Stored items
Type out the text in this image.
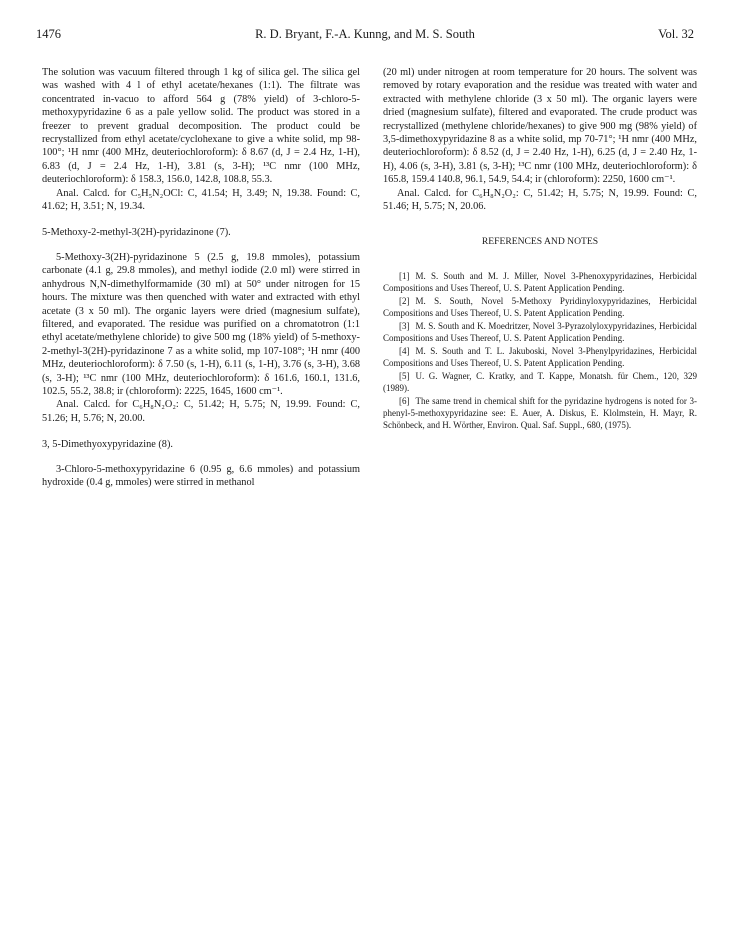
1476	R. D. Bryant, F.-A. Kunng, and M. S. South	Vol. 32

The solution was vacuum filtered through 1 kg of silica gel. The silica gel was washed with 4 l of ethyl acetate/hexanes (1:1). The filtrate was concentrated in-vacuo to afford 564 g (78% yield) of 3-chloro-5-methoxypyridazine 6 as a pale yellow solid. The product was stored in a freezer to prevent gradual decomposition. The product could be recrystallized from ethyl acetate/cyclohexane to give a white solid, mp 98-100°; ¹H nmr (400 MHz, deuteriochloroform): δ 8.67 (d, J = 2.4 Hz, 1-H), 6.83 (d, J = 2.4 Hz, 1-H), 3.81 (s, 3-H); ¹³C nmr (100 MHz, deuteriochloroform): δ 158.3, 156.0, 142.8, 108.8, 55.3.

Anal. Calcd. for C₅H₅N₂OCl: C, 41.54; H, 3.49; N, 19.38. Found: C, 41.62; H, 3.51; N, 19.34.

5-Methoxy-2-methyl-3(2H)-pyridazinone (7).

5-Methoxy-3(2H)-pyridazinone 5 (2.5 g, 19.8 mmoles), potassium carbonate (4.1 g, 29.8 mmoles), and methyl iodide (2.0 ml) were stirred in anhydrous N,N-dimethylformamide (30 ml) at 50° under nitrogen for 15 hours. The mixture was then quenched with water and extracted with ethyl acetate (3 x 50 ml). The organic layers were dried (magnesium sulfate), filtered, and evaporated. The residue was purified on a chromatotron (1:1 ethyl acetate/methylene chloride) to give 500 mg (18% yield) of 5-methoxy-2-methyl-3(2H)-pyridazinone 7 as a white solid, mp 107-108°; ¹H nmr (400 MHz, deuteriochloroform): δ 7.50 (s, 1-H), 6.11 (s, 1-H), 3.76 (s, 3-H), 3.68 (s, 3-H); ¹³C nmr (100 MHz, deuteriochloroform): δ 161.6, 160.1, 131.6, 102.5, 55.2, 38.8; ir (chloroform): 2225, 1645, 1600 cm⁻¹.

Anal. Calcd. for C₆H₈N₂O₂: C, 51.42; H, 5.75; N, 19.99. Found: C, 51.26; H, 5.76; N, 20.00.

3, 5-Dimethyoxypyridazine (8).

3-Chloro-5-methoxypyridazine 6 (0.95 g, 6.6 mmoles) and potassium hydroxide (0.4 g, mmoles) were stirred in methanol

(20 ml) under nitrogen at room temperature for 20 hours. The solvent was removed by rotary evaporation and the residue was treated with water and extracted with methylene chloride (3 x 50 ml). The organic layers were dried (magnesium sulfate), filtered and evaporated. The crude product was recrystallized (methylene chloride/hexanes) to give 900 mg (98% yield) of 3,5-dimethoxypyridazine 8 as a white solid, mp 70-71°; ¹H nmr (400 MHz, deuteriochloroform): δ 8.52 (d, J = 2.40 Hz, 1-H), 6.25 (d, J = 2.40 Hz, 1-H), 4.06 (s, 3-H), 3.81 (s, 3-H); ¹³C nmr (100 MHz, deuteriochloroform): δ 165.8, 159.4 140.8, 96.1, 54.9, 54.4; ir (chloroform): 2250, 1600 cm⁻¹.

Anal. Calcd. for C₆H₈N₂O₂: C, 51.42; H, 5.75; N, 19.99. Found: C, 51.46; H, 5.75; N, 20.06.

REFERENCES AND NOTES

[1] M. S. South and M. J. Miller, Novel 3-Phenoxypyridazines, Herbicidal Compositions and Uses Thereof, U. S. Patent Application Pending.

[2] M. S. South, Novel 5-Methoxy Pyridinyloxypyridazines, Herbicidal Compositions and Uses Thereof, U. S. Patent Application Pending.

[3] M. S. South and K. Moedritzer, Novel 3-Pyrazolyloxypyridazines, Herbicidal Compositions and Uses Thereof, U. S. Patent Application Pending.

[4] M. S. South and T. L. Jakuboski, Novel 3-Phenylpyridazines, Herbicidal Compositions and Uses Thereof, U. S. Patent Application Pending.

[5] U. G. Wagner, C. Kratky, and T. Kappe, Monatsh. für Chem., 120, 329 (1989).

[6] The same trend in chemical shift for the pyridazine hydrogens is noted for 3-phenyl-5-methoxypyridazine see: E. Auer, A. Diskus, E. Klolmstein, H. Mayr, R. Schönbeck, and H. Wörther, Environ. Qual. Saf. Suppl., 680, (1975).
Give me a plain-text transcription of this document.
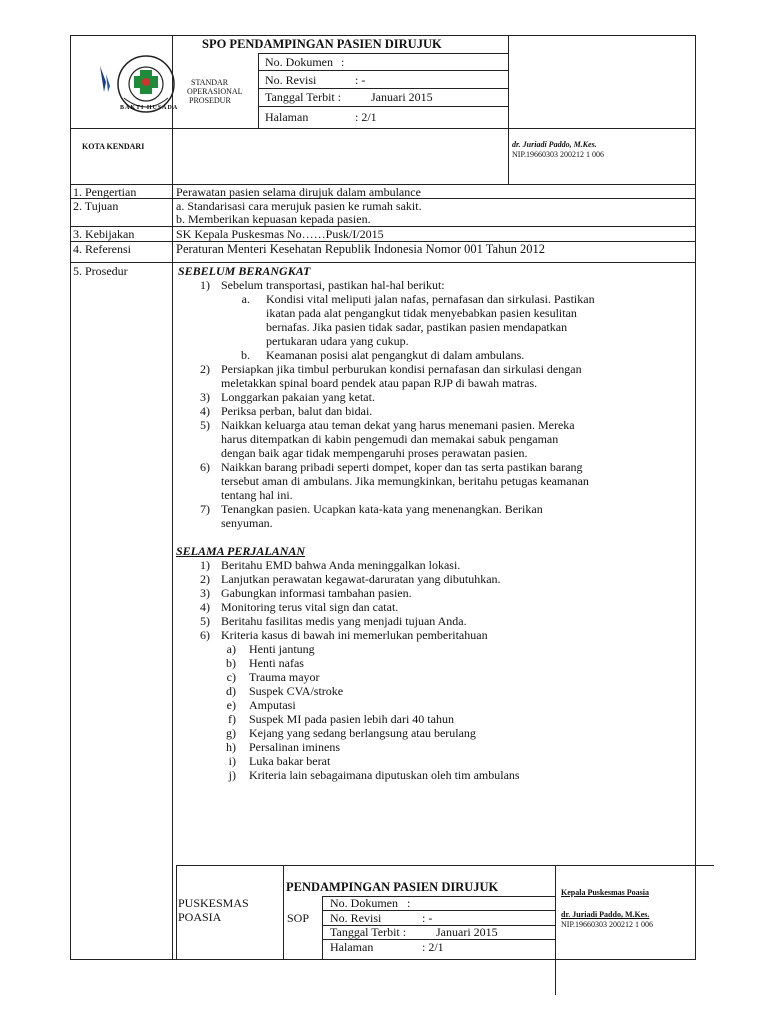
BAKTI HUSADA
STANDAR
OPERASIONAL
PROSEDUR
SPO PENDAMPINGAN PASIEN DIRUJUK
No. Dokumen :
No. Revisi	: -
Tanggal Terbit : Januari 2015
Halaman	: 2/1
KOTA KENDARI	dr. Juriadi Paddo, M.Kes.
NIP.19660303 200212 1 006
1. Pengertian	Perawatan pasien selama dirujuk dalam ambulance
2. Tujuan	a. Standarisasi cara merujuk pasien ke rumah sakit.
b. Memberikan kepuasan kepada pasien.
3. Kebijakan	SK Kepala Puskesmas No……Pusk/I/2015
4. Referensi	Peraturan Menteri Kesehatan Republik Indonesia Nomor 001 Tahun 2012
5. Prosedur	SEBELUM BERANGKAT
1) Sebelum transportasi, pastikan hal-hal berikut:
a. Kondisi vital meliputi jalan nafas, pernafasan dan sirkulasi. Pastikan
ikatan pada alat pengangkut tidak menyebabkan pasien kesulitan
bernafas. Jika pasien tidak sadar, pastikan pasien mendapatkan
pertukaran udara yang cukup.
b. Keamanan posisi alat pengangkut di dalam ambulans.
2) Persiapkan jika timbul perburukan kondisi pernafasan dan sirkulasi dengan
meletakkan spinal board pendek atau papan RJP di bawah matras.
3) Longgarkan pakaian yang ketat.
4) Periksa perban, balut dan bidai.
5) Naikkan keluarga atau teman dekat yang harus menemani pasien. Mereka
harus ditempatkan di kabin pengemudi dan memakai sabuk pengaman
dengan baik agar tidak mempengaruhi proses perawatan pasien.
6) Naikkan barang pribadi seperti dompet, koper dan tas serta pastikan barang
tersebut aman di ambulans. Jika memungkinkan, beritahu petugas keamanan
tentang hal ini.
7) Tenangkan pasien. Ucapkan kata-kata yang menenangkan. Berikan
senyuman.
SELAMA PERJALANAN
1) Beritahu EMD bahwa Anda meninggalkan lokasi.
2) Lanjutkan perawatan kegawat-daruratan yang dibutuhkan.
3) Gabungkan informasi tambahan pasien.
4) Monitoring terus vital sign dan catat.
5) Beritahu fasilitas medis yang menjadi tujuan Anda.
6) Kriteria kasus di bawah ini memerlukan pemberitahuan
a) Henti jantung
b) Henti nafas
c) Trauma mayor
d) Suspek CVA/stroke
e) Amputasi
f) Suspek MI pada pasien lebih dari 40 tahun
g) Kejang yang sedang berlangsung atau berulang
h) Persalinan iminens
i) Luka bakar berat
j) Kriteria lain sebagaimana diputuskan oleh tim ambulans
PUSKESMAS
POASIA
PENDAMPINGAN PASIEN DIRUJUK
SOP
No. Dokumen :
No. Revisi	: -
Tanggal Terbit : Januari 2015
Halaman	: 2/1
Kepala Puskesmas Poasia
dr. Juriadi Paddo, M.Kes.
NIP.19660303 200212 1 006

● The task:
Gather every line containing the word "residue" and copy it.

● Response:
5-Methoxy-3(2H)-pyridazinone 5 (2.5 g, 19.8 mmoles), potassium carbonate (4.1 g, 29.8 mmoles), and methyl iodide (2.0 ml) were stirred in anhydrous N,N-dimethylformamide (30 ml) at 50° under nitrogen for 15 hours. The mixture was then quenched with water and extracted with ethyl acetate (3 x 50 ml). The organic layers were dried (magnesium sulfate), filtered, and evaporated. The residue was purified on a chromatotron (1:1 ethyl acetate/methylene chloride) to give 500 mg (18% yield) of 5-methoxy-2-methyl-3(2H)-pyridazinone 7 as a white solid, mp 107-108°; ¹H nmr (400 MHz, deuteriochloroform): δ 7.50 (s, 1-H), 6.11 (s, 1-H), 3.76 (s, 3-H), 3.68 (s, 3-H); ¹³C nmr (100 MHz, deuteriochloroform): δ 161.6, 160.1, 131.6, 102.5, 55.2, 38.8; ir (chloroform): 2225, 1645, 1600 cm⁻¹.
(20 ml) under nitrogen at room temperature for 20 hours. The solvent was removed by rotary evaporation and the residue was treated with water and extracted with methylene chloride (3 x 50 ml). The organic layers were dried (magnesium sulfate), filtered and evaporated. The crude product was recrystallized (methylene chloride/hexanes) to give 900 mg (98% yield) of 3,5-dimethoxypyridazine 8 as a white solid, mp 70-71°; ¹H nmr (400 MHz, deuteriochloroform): δ 8.52 (d, J = 2.40 Hz, 1-H), 6.25 (d, J = 2.40 Hz, 1-H), 4.06 (s, 3-H), 3.81 (s, 3-H); ¹³C nmr (100 MHz, deuteriochloroform): δ 165.8, 159.4 140.8, 96.1, 54.9, 54.4; ir (chloroform): 2250, 1600 cm⁻¹.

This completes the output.